# [Records excerpted from a collection]
************
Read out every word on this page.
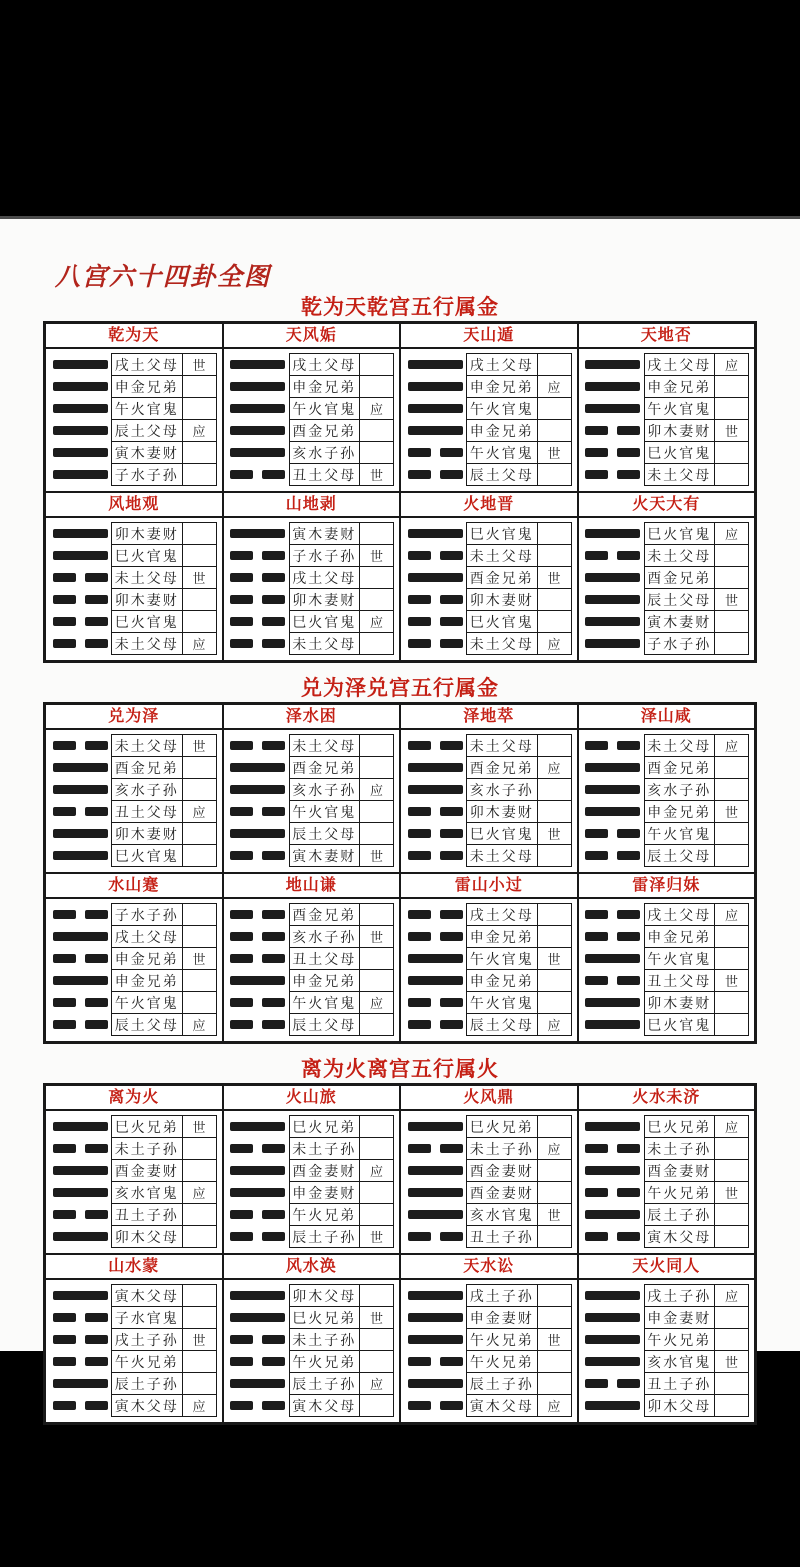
八宫六十四卦全图
乾为天乾宫五行属金
乾为天
戌土父母	世
申金兄弟
午火官鬼
辰土父母	应
寅木妻财
子水子孙
天风姤
戌土父母
申金兄弟
午火官鬼	应
酉金兄弟
亥水子孙
丑土父母	世
天山遁
戌土父母
申金兄弟	应
午火官鬼
申金兄弟
午火官鬼	世
辰土父母
天地否
戌土父母	应
申金兄弟
午火官鬼
卯木妻财	世
巳火官鬼
未土父母
风地观
卯木妻财
巳火官鬼
未土父母	世
卯木妻财
巳火官鬼
未土父母	应
山地剥
寅木妻财
子水子孙	世
戌土父母
卯木妻财
巳火官鬼	应
未土父母
火地晋
巳火官鬼
未土父母
酉金兄弟	世
卯木妻财
巳火官鬼
未土父母	应
火天大有
巳火官鬼	应
未土父母
酉金兄弟
辰土父母	世
寅木妻财
子水子孙
兑为泽兑宫五行属金
兑为泽
未土父母	世
酉金兄弟
亥水子孙
丑土父母	应
卯木妻财
巳火官鬼
泽水困
未土父母
酉金兄弟
亥水子孙	应
午火官鬼
辰土父母
寅木妻财	世
泽地萃
未土父母
酉金兄弟	应
亥水子孙
卯木妻财
巳火官鬼	世
未土父母
泽山咸
未土父母	应
酉金兄弟
亥水子孙
申金兄弟	世
午火官鬼
辰土父母
水山蹇
子水子孙
戌土父母
申金兄弟	世
申金兄弟
午火官鬼
辰土父母	应
地山谦
酉金兄弟
亥水子孙	世
丑土父母
申金兄弟
午火官鬼	应
辰土父母
雷山小过
戌土父母
申金兄弟
午火官鬼	世
申金兄弟
午火官鬼
辰土父母	应
雷泽归妹
戌土父母	应
申金兄弟
午火官鬼
丑土父母	世
卯木妻财
巳火官鬼
离为火离宫五行属火
离为火
巳火兄弟	世
未土子孙
酉金妻财
亥水官鬼	应
丑土子孙
卯木父母
火山旅
巳火兄弟
未土子孙
酉金妻财	应
申金妻财
午火兄弟
辰土子孙	世
火风鼎
巳火兄弟
未土子孙	应
酉金妻财
酉金妻财
亥水官鬼	世
丑土子孙
火水未济
巳火兄弟	应
未土子孙
酉金妻财
午火兄弟	世
辰土子孙
寅木父母
山水蒙
寅木父母
子水官鬼
戌土子孙	世
午火兄弟
辰土子孙
寅木父母	应
风水涣
卯木父母
巳火兄弟	世
未土子孙
午火兄弟
辰土子孙	应
寅木父母
天水讼
戌土子孙
申金妻财
午火兄弟	世
午火兄弟
辰土子孙
寅木父母	应
天火同人
戌土子孙	应
申金妻财
午火兄弟
亥水官鬼	世
丑土子孙
卯木父母
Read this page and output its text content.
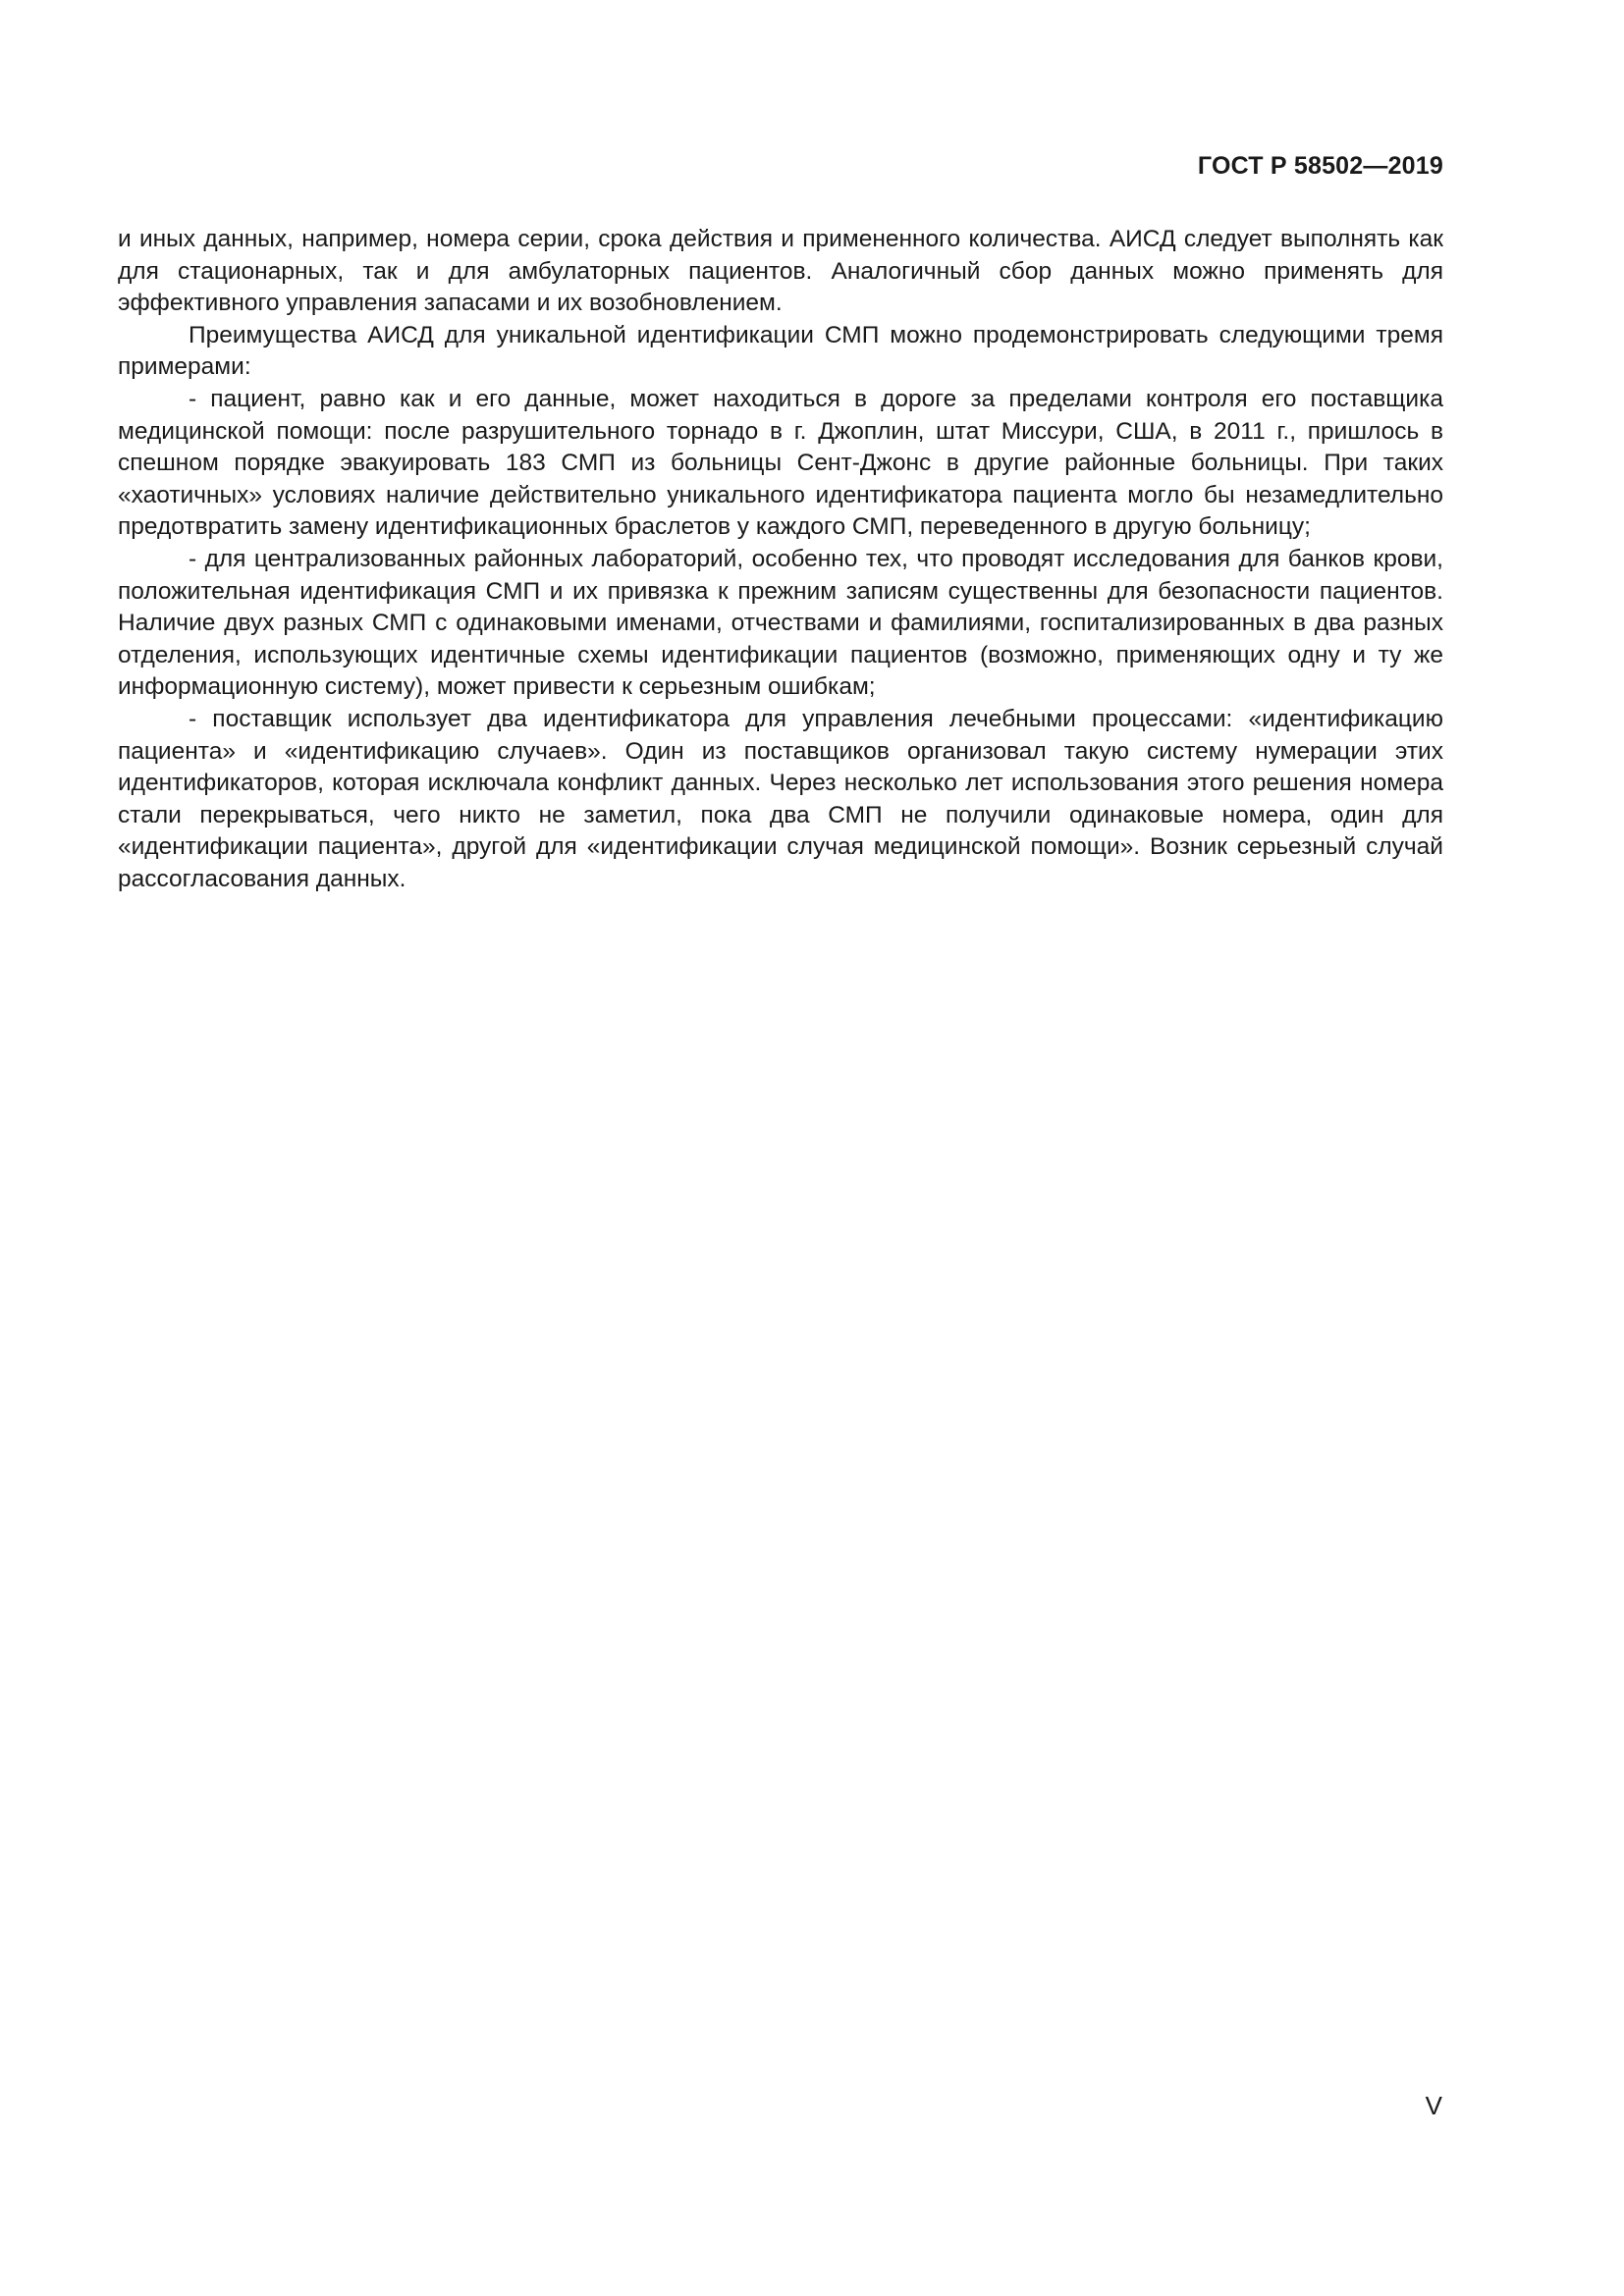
ГОСТ Р 58502—2019

и иных данных, например, номера серии, срока действия и примененного количества. АИСД следует выполнять как для стационарных, так и для амбулаторных пациентов. Аналогичный сбор данных можно применять для эффективного управления запасами и их возобновлением.

Преимущества АИСД для уникальной идентификации СМП можно продемонстрировать следующими тремя примерами:

- пациент, равно как и его данные, может находиться в дороге за пределами контроля его поставщика медицинской помощи: после разрушительного торнадо в г. Джоплин, штат Миссури, США, в 2011 г., пришлось в спешном порядке эвакуировать 183 СМП из больницы Сент-Джонс в другие районные больницы. При таких «хаотичных» условиях наличие действительно уникального идентификатора пациента могло бы незамедлительно предотвратить замену идентификационных браслетов у каждого СМП, переведенного в другую больницу;

- для централизованных районных лабораторий, особенно тех, что проводят исследования для банков крови, положительная идентификация СМП и их привязка к прежним записям существенны для безопасности пациентов. Наличие двух разных СМП с одинаковыми именами, отчествами и фамилиями, госпитализированных в два разных отделения, использующих идентичные схемы идентификации пациентов (возможно, применяющих одну и ту же информационную систему), может привести к серьезным ошибкам;

- поставщик использует два идентификатора для управления лечебными процессами: «идентификацию пациента» и «идентификацию случаев». Один из поставщиков организовал такую систему нумерации этих идентификаторов, которая исключала конфликт данных. Через несколько лет использования этого решения номера стали перекрываться, чего никто не заметил, пока два СМП не получили одинаковые номера, один для «идентификации пациента», другой для «идентификации случая медицинской помощи». Возник серьезный случай рассогласования данных.

V
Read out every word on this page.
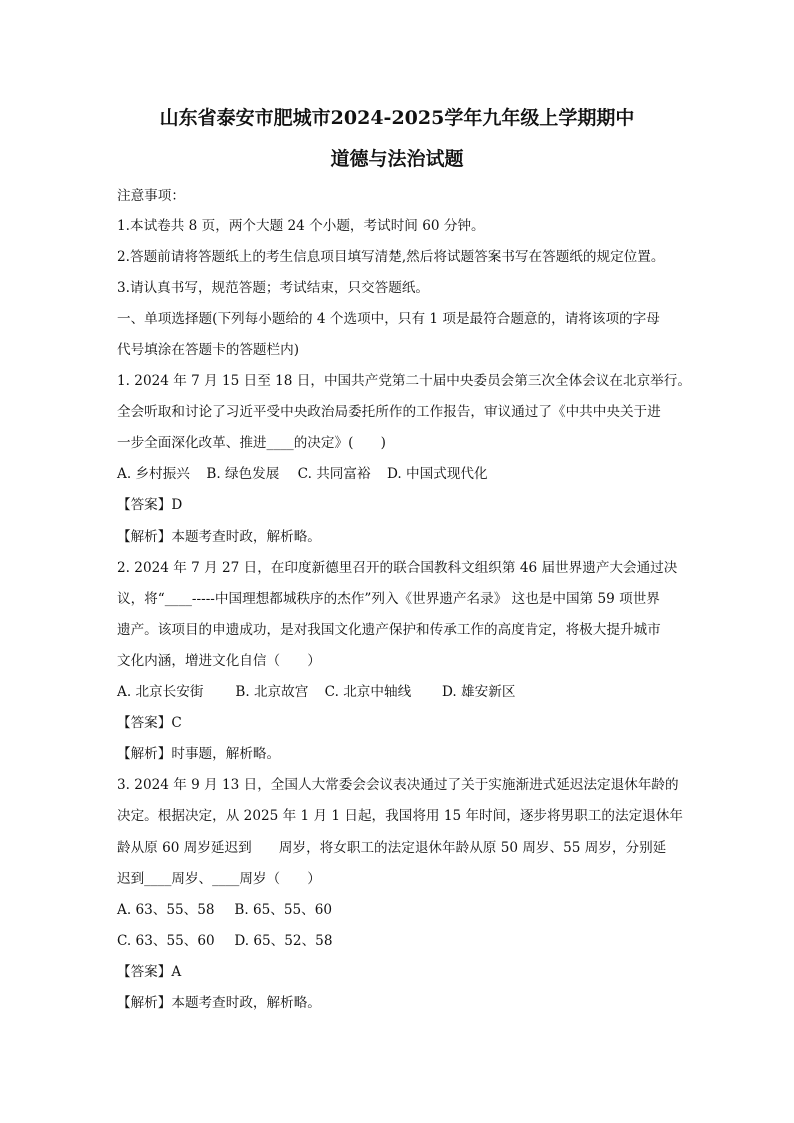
山东省泰安市肥城市2024-2025学年九年级上学期期中
道德与法治试题
注意事项：
1.本试卷共 8 页，两个大题 24 个小题，考试时间 60 分钟。
2.答题前请将答题纸上的考生信息项目填写清楚,然后将试题答案书写在答题纸的规定位置。
3.请认真书写，规范答题；考试结束，只交答题纸。
一、单项选择题(下列每小题给的 4 个选项中，只有 1 项是最符合题意的，请将该项的字母
代号填涂在答题卡的答题栏内)
1. 2024 年 7 月 15 日至 18 日，中国共产党第二十届中央委员会第三次全体会议在北京举行。
全会听取和讨论了习近平受中央政治局委托所作的工作报告，审议通过了《中共中央关于进
一步全面深化改革、推进____的决定》(　　)
A. 乡村振兴 B. 绿色发展 C. 共同富裕 D. 中国式现代化
【答案】D
【解析】本题考查时政，解析略。
2. 2024 年 7 月 27 日，在印度新德里召开的联合国教科文组织第 46 届世界遗产大会通过决
议，将“____-----中国理想都城秩序的杰作”列入《世界遗产名录》 这也是中国第 59 项世界
遗产。该项目的申遗成功，是对我国文化遗产保护和传承工作的高度肯定，将极大提升城市
文化内涵，增进文化自信（　　）
A. 北京长安街 B. 北京故宫 C. 北京中轴线 D. 雄安新区
【答案】C
【解析】时事题，解析略。
3. 2024 年 9 月 13 日，全国人大常委会会议表决通过了关于实施渐进式延迟法定退休年龄的
决定。根据决定，从 2025 年 1 月 1 日起，我国将用 15 年时间，逐步将男职工的法定退休年
龄从原 60 周岁延迟到　　周岁，将女职工的法定退休年龄从原 50 周岁、55 周岁，分别延
迟到____周岁、____周岁（　　）
A. 63、55、58 B. 65、55、60
C. 63、55、60 D. 65、52、58
【答案】A
【解析】本题考查时政，解析略。
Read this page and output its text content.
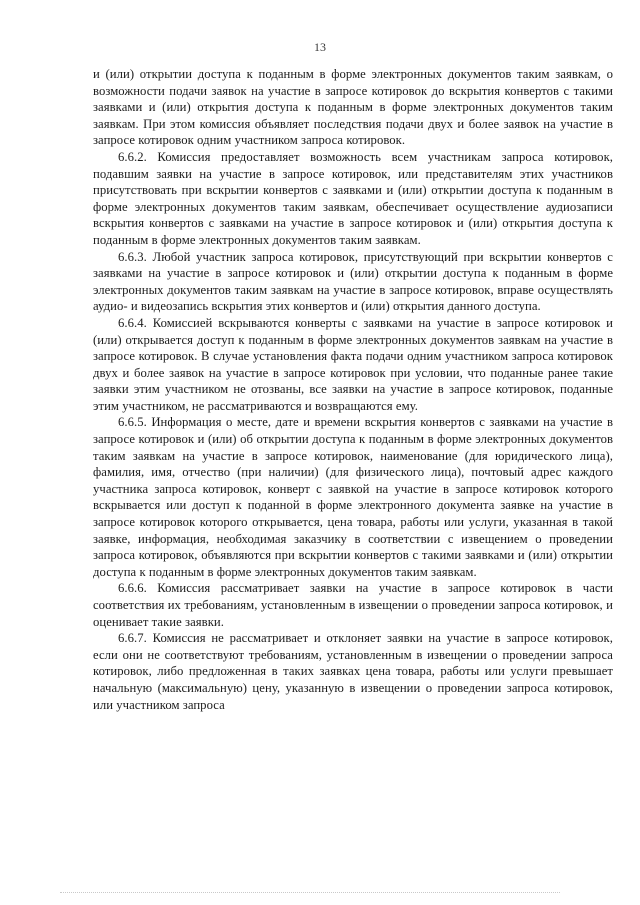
13

и (или) открытии доступа к поданным в форме электронных документов таким заявкам, о возможности подачи заявок на участие в запросе котировок до вскрытия конвертов с такими заявками и (или) открытия доступа к поданным в форме электронных документов таким заявкам. При этом комиссия объявляет последствия подачи двух и более заявок на участие в запросе котировок одним участником запроса котировок.

6.6.2. Комиссия предоставляет возможность всем участникам запроса котировок, подавшим заявки на участие в запросе котировок, или представителям этих участников присутствовать при вскрытии конвертов с заявками и (или) открытии доступа к поданным в форме электронных документов таким заявкам, обеспечивает осуществление аудиозаписи вскрытия конвертов с заявками на участие в запросе котировок и (или) открытия доступа к поданным в форме электронных документов таким заявкам.

6.6.3. Любой участник запроса котировок, присутствующий при вскрытии конвертов с заявками на участие в запросе котировок и (или) открытии доступа к поданным в форме электронных документов таким заявкам на участие в запросе котировок, вправе осуществлять аудио- и видеозапись вскрытия этих конвертов и (или) открытия данного доступа.

6.6.4. Комиссией вскрываются конверты с заявками на участие в запросе котировок и (или) открывается доступ к поданным в форме электронных документов заявкам на участие в запросе котировок. В случае установления факта подачи одним участником запроса котировок двух и более заявок на участие в запросе котировок при условии, что поданные ранее такие заявки этим участником не отозваны, все заявки на участие в запросе котировок, поданные этим участником, не рассматриваются и возвращаются ему.

6.6.5. Информация о месте, дате и времени вскрытия конвертов с заявками на участие в запросе котировок и (или) об открытии доступа к поданным в форме электронных документов таким заявкам на участие в запросе котировок, наименование (для юридического лица), фамилия, имя, отчество (при наличии) (для физического лица), почтовый адрес каждого участника запроса котировок, конверт с заявкой на участие в запросе котировок которого вскрывается или доступ к поданной в форме электронного документа заявке на участие в запросе котировок которого открывается, цена товара, работы или услуги, указанная в такой заявке, информация, необходимая заказчику в соответствии с извещением о проведении запроса котировок, объявляются при вскрытии конвертов с такими заявками и (или) открытии доступа к поданным в форме электронных документов таким заявкам.

6.6.6. Комиссия рассматривает заявки на участие в запросе котировок в части соответствия их требованиям, установленным в извещении о проведении запроса котировок, и оценивает такие заявки.

6.6.7. Комиссия не рассматривает и отклоняет заявки на участие в запросе котировок, если они не соответствуют требованиям, установленным в извещении о проведении запроса котировок, либо предложенная в таких заявках цена товара, работы или услуги превышает начальную (максимальную) цену, указанную в извещении о проведении запроса котировок, или участником запроса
************
# [Written task]
Every line of the listing that holds "требованиям" should be found and copied.

# [Completed task]
6.6.6. Комиссия рассматривает заявки на участие в запросе котировок в части соответствия их требованиям, установленным в извещении о проведении запроса котировок, и оценивает такие заявки.
6.6.7. Комиссия не рассматривает и отклоняет заявки на участие в запросе котировок, если они не соответствуют требованиям, установленным в извещении о проведении запроса котировок, либо предложенная в таких заявках цена товара, работы или услуги превышает начальную (максимальную) цену, указанную в извещении о проведении запроса котировок, или участником запроса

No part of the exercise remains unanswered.